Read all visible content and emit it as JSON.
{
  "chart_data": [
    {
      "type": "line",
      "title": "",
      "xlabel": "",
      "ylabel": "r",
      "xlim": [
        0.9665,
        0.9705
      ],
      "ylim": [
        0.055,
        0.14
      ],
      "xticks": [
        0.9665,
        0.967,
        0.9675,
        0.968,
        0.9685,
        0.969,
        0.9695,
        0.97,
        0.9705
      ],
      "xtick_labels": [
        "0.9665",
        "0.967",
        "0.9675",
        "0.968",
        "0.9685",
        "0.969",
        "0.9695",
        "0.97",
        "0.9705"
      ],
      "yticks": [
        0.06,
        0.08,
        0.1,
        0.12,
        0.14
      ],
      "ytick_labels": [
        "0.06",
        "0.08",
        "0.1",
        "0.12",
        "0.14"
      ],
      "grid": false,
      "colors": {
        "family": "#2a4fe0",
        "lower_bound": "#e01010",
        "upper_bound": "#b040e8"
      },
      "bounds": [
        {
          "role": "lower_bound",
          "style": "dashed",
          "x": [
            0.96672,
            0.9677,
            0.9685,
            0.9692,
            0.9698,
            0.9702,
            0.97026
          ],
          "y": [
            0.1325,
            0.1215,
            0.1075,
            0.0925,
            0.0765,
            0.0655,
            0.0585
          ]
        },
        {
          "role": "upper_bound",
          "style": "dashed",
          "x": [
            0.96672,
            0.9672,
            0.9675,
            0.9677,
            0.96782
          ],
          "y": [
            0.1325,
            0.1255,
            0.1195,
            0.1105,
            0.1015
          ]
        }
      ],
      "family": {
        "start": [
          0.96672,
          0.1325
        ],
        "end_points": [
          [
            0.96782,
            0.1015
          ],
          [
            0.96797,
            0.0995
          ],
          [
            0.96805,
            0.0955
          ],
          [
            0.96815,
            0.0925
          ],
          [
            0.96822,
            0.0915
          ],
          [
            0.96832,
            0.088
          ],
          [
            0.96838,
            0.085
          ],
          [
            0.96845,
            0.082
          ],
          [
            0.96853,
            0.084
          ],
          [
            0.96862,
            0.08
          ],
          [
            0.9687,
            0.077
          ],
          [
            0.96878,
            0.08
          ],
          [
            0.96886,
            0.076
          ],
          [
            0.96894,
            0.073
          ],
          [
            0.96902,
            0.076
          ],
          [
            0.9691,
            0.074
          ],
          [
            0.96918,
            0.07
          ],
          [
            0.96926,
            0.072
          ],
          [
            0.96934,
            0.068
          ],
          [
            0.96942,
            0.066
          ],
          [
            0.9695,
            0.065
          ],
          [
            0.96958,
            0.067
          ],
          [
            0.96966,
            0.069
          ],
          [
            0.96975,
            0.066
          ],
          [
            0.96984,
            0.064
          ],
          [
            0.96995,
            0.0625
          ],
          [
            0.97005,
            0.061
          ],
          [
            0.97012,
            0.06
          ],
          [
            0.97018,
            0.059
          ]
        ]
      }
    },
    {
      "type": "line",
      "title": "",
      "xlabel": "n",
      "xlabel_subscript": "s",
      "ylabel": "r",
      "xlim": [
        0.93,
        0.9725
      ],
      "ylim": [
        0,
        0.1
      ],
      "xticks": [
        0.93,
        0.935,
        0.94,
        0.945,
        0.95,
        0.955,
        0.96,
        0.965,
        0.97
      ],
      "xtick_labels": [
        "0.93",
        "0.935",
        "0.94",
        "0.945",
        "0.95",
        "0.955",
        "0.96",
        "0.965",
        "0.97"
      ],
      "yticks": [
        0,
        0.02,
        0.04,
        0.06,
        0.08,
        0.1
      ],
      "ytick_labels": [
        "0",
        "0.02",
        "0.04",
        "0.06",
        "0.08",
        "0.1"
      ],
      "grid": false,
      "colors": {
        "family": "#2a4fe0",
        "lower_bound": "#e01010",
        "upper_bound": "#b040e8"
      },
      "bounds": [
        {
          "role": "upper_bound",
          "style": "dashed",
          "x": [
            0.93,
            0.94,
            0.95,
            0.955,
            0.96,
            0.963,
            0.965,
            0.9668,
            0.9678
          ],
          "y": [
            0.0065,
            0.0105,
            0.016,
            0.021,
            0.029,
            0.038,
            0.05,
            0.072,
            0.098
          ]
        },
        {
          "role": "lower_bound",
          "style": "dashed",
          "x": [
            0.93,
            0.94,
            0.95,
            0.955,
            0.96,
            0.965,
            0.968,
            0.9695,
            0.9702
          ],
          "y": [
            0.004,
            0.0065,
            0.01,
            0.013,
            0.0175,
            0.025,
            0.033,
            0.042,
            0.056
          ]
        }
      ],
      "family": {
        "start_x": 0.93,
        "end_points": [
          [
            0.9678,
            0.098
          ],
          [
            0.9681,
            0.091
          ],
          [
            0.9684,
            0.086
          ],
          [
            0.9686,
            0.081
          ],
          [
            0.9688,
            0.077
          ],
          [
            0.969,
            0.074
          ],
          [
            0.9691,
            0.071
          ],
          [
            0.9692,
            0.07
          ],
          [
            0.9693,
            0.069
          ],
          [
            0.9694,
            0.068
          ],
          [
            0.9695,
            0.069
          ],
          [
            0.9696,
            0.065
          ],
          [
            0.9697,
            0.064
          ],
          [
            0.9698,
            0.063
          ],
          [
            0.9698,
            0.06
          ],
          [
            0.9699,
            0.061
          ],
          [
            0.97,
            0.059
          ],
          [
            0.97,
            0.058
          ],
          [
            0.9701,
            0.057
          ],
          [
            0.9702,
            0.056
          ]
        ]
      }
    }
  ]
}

= Exercise requirements =
Print out every entry, keeping each one exact.

= Solution for this problem =
Read all visible content and emit it as JSON.
{
  "chart_data": [
    {
      "type": "line",
      "title": "",
      "xlabel": "",
      "ylabel": "r",
      "xlim": [
        0.9665,
        0.9705
      ],
      "ylim": [
        0.055,
        0.14
      ],
      "xticks": [
        0.9665,
        0.967,
        0.9675,
        0.968,
        0.9685,
        0.969,
        0.9695,
        0.97,
        0.9705
      ],
      "xtick_labels": [
        "0.9665",
        "0.967",
        "0.9675",
        "0.968",
        "0.9685",
        "0.969",
        "0.9695",
        "0.97",
        "0.9705"
      ],
      "yticks": [
        0.06,
        0.08,
        0.1,
        0.12,
        0.14
      ],
      "ytick_labels": [
        "0.06",
        "0.08",
        "0.1",
        "0.12",
        "0.14"
      ],
      "grid": false,
      "colors": {
        "family": "#2a4fe0",
        "lower_bound": "#e01010",
        "upper_bound": "#b040e8"
      },
      "bounds": [
        {
          "role": "lower_bound",
          "style": "dashed",
          "x": [
            0.96672,
            0.9677,
            0.9685,
            0.9692,
            0.9698,
            0.9702,
            0.97026
          ],
          "y": [
            0.1325,
            0.1215,
            0.1075,
            0.0925,
            0.0765,
            0.0655,
            0.0585
          ]
        },
        {
          "role": "upper_bound",
          "style": "dashed",
          "x": [
            0.96672,
            0.9672,
            0.9675,
            0.9677,
            0.96782
          ],
          "y": [
            0.1325,
            0.1255,
            0.1195,
            0.1105,
            0.1015
          ]
        }
      ],
      "family": {
        "start": [
          0.96672,
          0.1325
        ],
        "end_points": [
          [
            0.96782,
            0.1015
          ],
          [
            0.96797,
            0.0995
          ],
          [
            0.96805,
            0.0955
          ],
          [
            0.96815,
            0.0925
          ],
          [
            0.96822,
            0.0915
          ],
          [
            0.96832,
            0.088
          ],
          [
            0.96838,
            0.085
          ],
          [
            0.96845,
            0.082
          ],
          [
            0.96853,
            0.084
          ],
          [
            0.96862,
            0.08
          ],
          [
            0.9687,
            0.077
          ],
          [
            0.96878,
            0.08
          ],
          [
            0.96886,
            0.076
          ],
          [
            0.96894,
            0.073
          ],
          [
            0.96902,
            0.076
          ],
          [
            0.9691,
            0.074
          ],
          [
            0.96918,
            0.07
          ],
          [
            0.96926,
            0.072
          ],
          [
            0.96934,
            0.068
          ],
          [
            0.96942,
            0.066
          ],
          [
            0.9695,
            0.065
          ],
          [
            0.96958,
            0.067
          ],
          [
            0.96966,
            0.069
          ],
          [
            0.96975,
            0.066
          ],
          [
            0.96984,
            0.064
          ],
          [
            0.96995,
            0.0625
          ],
          [
            0.97005,
            0.061
          ],
          [
            0.97012,
            0.06
          ],
          [
            0.97018,
            0.059
          ]
        ]
      }
    },
    {
      "type": "line",
      "title": "",
      "xlabel": "n",
      "xlabel_subscript": "s",
      "ylabel": "r",
      "xlim": [
        0.93,
        0.9725
      ],
      "ylim": [
        0,
        0.1
      ],
      "xticks": [
        0.93,
        0.935,
        0.94,
        0.945,
        0.95,
        0.955,
        0.96,
        0.965,
        0.97
      ],
      "xtick_labels": [
        "0.93",
        "0.935",
        "0.94",
        "0.945",
        "0.95",
        "0.955",
        "0.96",
        "0.965",
        "0.97"
      ],
      "yticks": [
        0,
        0.02,
        0.04,
        0.06,
        0.08,
        0.1
      ],
      "ytick_labels": [
        "0",
        "0.02",
        "0.04",
        "0.06",
        "0.08",
        "0.1"
      ],
      "grid": false,
      "colors": {
        "family": "#2a4fe0",
        "lower_bound": "#e01010",
        "upper_bound": "#b040e8"
      },
      "bounds": [
        {
          "role": "upper_bound",
          "style": "dashed",
          "x": [
            0.93,
            0.94,
            0.95,
            0.955,
            0.96,
            0.963,
            0.965,
            0.9668,
            0.9678
          ],
          "y": [
            0.0065,
            0.0105,
            0.016,
            0.021,
            0.029,
            0.038,
            0.05,
            0.072,
            0.098
          ]
        },
        {
          "role": "lower_bound",
          "style": "dashed",
          "x": [
            0.93,
            0.94,
            0.95,
            0.955,
            0.96,
            0.965,
            0.968,
            0.9695,
            0.9702
          ],
          "y": [
            0.004,
            0.0065,
            0.01,
            0.013,
            0.0175,
            0.025,
            0.033,
            0.042,
            0.056
          ]
        }
      ],
      "family": {
        "start_x": 0.93,
        "end_points": [
          [
            0.9678,
            0.098
          ],
          [
            0.9681,
            0.091
          ],
          [
            0.9684,
            0.086
          ],
          [
            0.9686,
            0.081
          ],
          [
            0.9688,
            0.077
          ],
          [
            0.969,
            0.074
          ],
          [
            0.9691,
            0.071
          ],
          [
            0.9692,
            0.07
          ],
          [
            0.9693,
            0.069
          ],
          [
            0.9694,
            0.068
          ],
          [
            0.9695,
            0.069
          ],
          [
            0.9696,
            0.065
          ],
          [
            0.9697,
            0.064
          ],
          [
            0.9698,
            0.063
          ],
          [
            0.9698,
            0.06
          ],
          [
            0.9699,
            0.061
          ],
          [
            0.97,
            0.059
          ],
          [
            0.97,
            0.058
          ],
          [
            0.9701,
            0.057
          ],
          [
            0.9702,
            0.056
          ]
        ]
      }
    }
  ]
}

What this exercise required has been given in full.